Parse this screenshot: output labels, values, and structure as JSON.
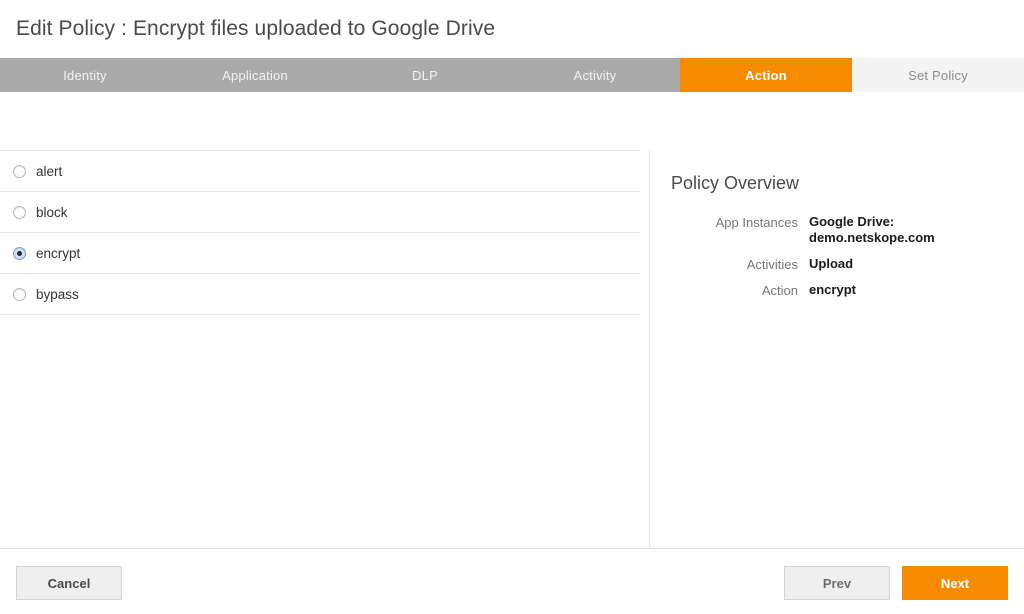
{
  "window": {
    "title": "Edit Policy : Encrypt files uploaded to Google Drive"
  },
  "colors": {
    "accent_orange": "#f68b00",
    "stepbar_gray": "#aaaaaa",
    "step_future_bg": "#f4f4f4",
    "divider": "#e6e6e6"
  },
  "steps": [
    {
      "label": "Identity",
      "state": "done"
    },
    {
      "label": "Application",
      "state": "done"
    },
    {
      "label": "DLP",
      "state": "done"
    },
    {
      "label": "Activity",
      "state": "done"
    },
    {
      "label": "Action",
      "state": "active"
    },
    {
      "label": "Set Policy",
      "state": "future"
    }
  ],
  "action_options": [
    {
      "label": "alert",
      "selected": false
    },
    {
      "label": "block",
      "selected": false
    },
    {
      "label": "encrypt",
      "selected": true
    },
    {
      "label": "bypass",
      "selected": false
    }
  ],
  "overview": {
    "title": "Policy Overview",
    "rows": [
      {
        "label": "App Instances",
        "value": "Google Drive: demo.netskope.com"
      },
      {
        "label": "Activities",
        "value": "Upload"
      },
      {
        "label": "Action",
        "value": "encrypt"
      }
    ]
  },
  "footer": {
    "cancel_label": "Cancel",
    "prev_label": "Prev",
    "next_label": "Next"
  }
}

» **Written task**: Your task is to repeat the data above exactly while excluding the pictures.

» **Written response**:
Parse this screenshot: output labels, values, and structure as JSON.
{
  "window": {
    "title": "Edit Policy : Encrypt files uploaded to Google Drive"
  },
  "colors": {
    "accent_orange": "#f68b00",
    "stepbar_gray": "#aaaaaa",
    "step_future_bg": "#f4f4f4",
    "divider": "#e6e6e6"
  },
  "steps": [
    {
      "label": "Identity",
      "state": "done"
    },
    {
      "label": "Application",
      "state": "done"
    },
    {
      "label": "DLP",
      "state": "done"
    },
    {
      "label": "Activity",
      "state": "done"
    },
    {
      "label": "Action",
      "state": "active"
    },
    {
      "label": "Set Policy",
      "state": "future"
    }
  ],
  "action_options": [
    {
      "label": "alert",
      "selected": false
    },
    {
      "label": "block",
      "selected": false
    },
    {
      "label": "encrypt",
      "selected": true
    },
    {
      "label": "bypass",
      "selected": false
    }
  ],
  "overview": {
    "title": "Policy Overview",
    "rows": [
      {
        "label": "App Instances",
        "value": "Google Drive: demo.netskope.com"
      },
      {
        "label": "Activities",
        "value": "Upload"
      },
      {
        "label": "Action",
        "value": "encrypt"
      }
    ]
  },
  "footer": {
    "cancel_label": "Cancel",
    "prev_label": "Prev",
    "next_label": "Next"
  }
}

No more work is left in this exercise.